__Dataset records__:
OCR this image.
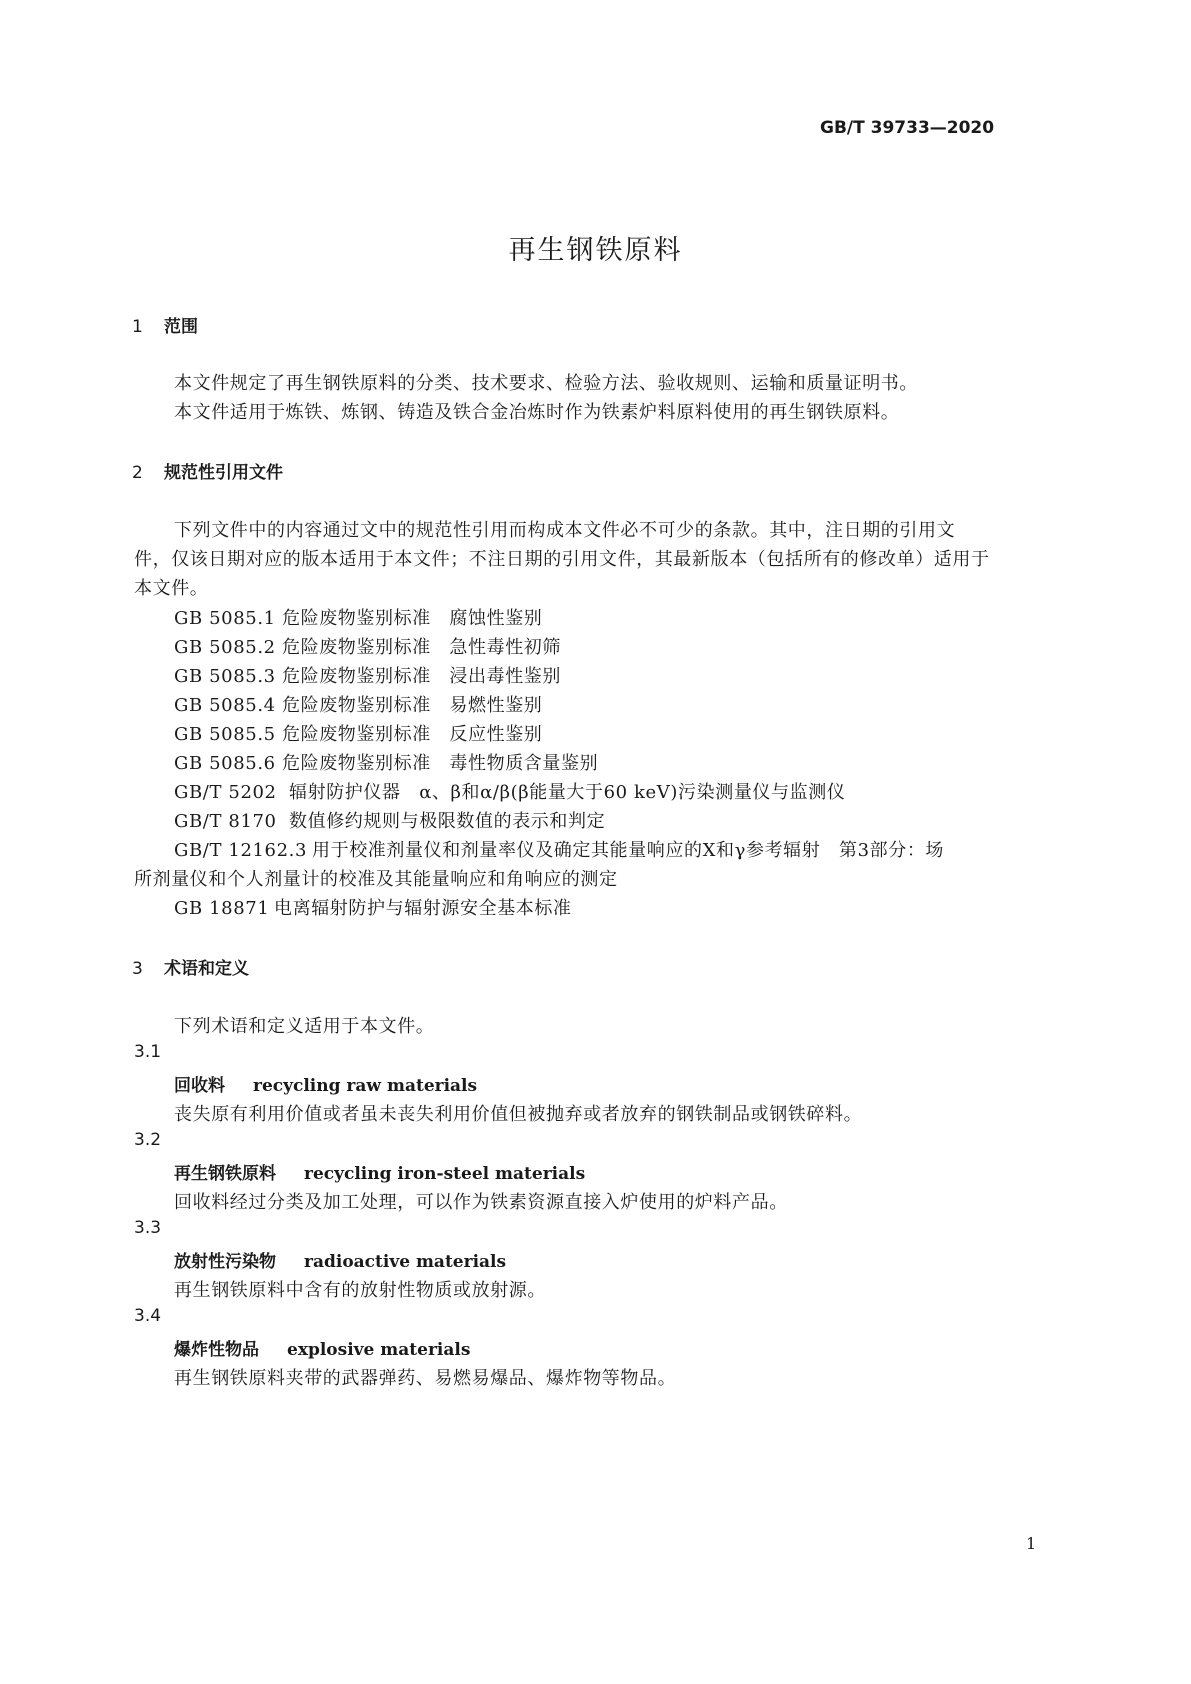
GB/T 39733—2020
再生钢铁原料
1 范围
本文件规定了再生钢铁原料的分类、技术要求、检验方法、验收规则、运输和质量证明书。
本文件适用于炼铁、炼钢、铸造及铁合金冶炼时作为铁素炉料原料使用的再生钢铁原料。
2 规范性引用文件
下列文件中的内容通过文中的规范性引用而构成本文件必不可少的条款。其中，注日期的引用文
件，仅该日期对应的版本适用于本文件；不注日期的引用文件，其最新版本（包括所有的修改单）适用于
本文件。
GB 5085.1 危险废物鉴别标准　腐蚀性鉴别
GB 5085.2 危险废物鉴别标准　急性毒性初筛
GB 5085.3 危险废物鉴别标准　浸出毒性鉴别
GB 5085.4 危险废物鉴别标准　易燃性鉴别
GB 5085.5 危险废物鉴别标准　反应性鉴别
GB 5085.6 危险废物鉴别标准　毒性物质含量鉴别
GB/T 5202 辐射防护仪器　α、β和α/β(β能量大于60 keV)污染测量仪与监测仪
GB/T 8170 数值修约规则与极限数值的表示和判定
GB/T 12162.3 用于校准剂量仪和剂量率仪及确定其能量响应的X和γ参考辐射　第3部分：场
所剂量仪和个人剂量计的校准及其能量响应和角响应的测定
GB 18871 电离辐射防护与辐射源安全基本标准
3 术语和定义
下列术语和定义适用于本文件。
3.1
回收料 recycling raw materials
丧失原有利用价值或者虽未丧失利用价值但被抛弃或者放弃的钢铁制品或钢铁碎料。
3.2
再生钢铁原料 recycling iron-steel materials
回收料经过分类及加工处理，可以作为铁素资源直接入炉使用的炉料产品。
3.3
放射性污染物 radioactive materials
再生钢铁原料中含有的放射性物质或放射源。
3.4
爆炸性物品 explosive materials
再生钢铁原料夹带的武器弹药、易燃易爆品、爆炸物等物品。
1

__Short task__: Copy all lines in the listing above where the string "recycling" appears.

__Written reply__:
回收料 recycling raw materials
再生钢铁原料 recycling iron-steel materials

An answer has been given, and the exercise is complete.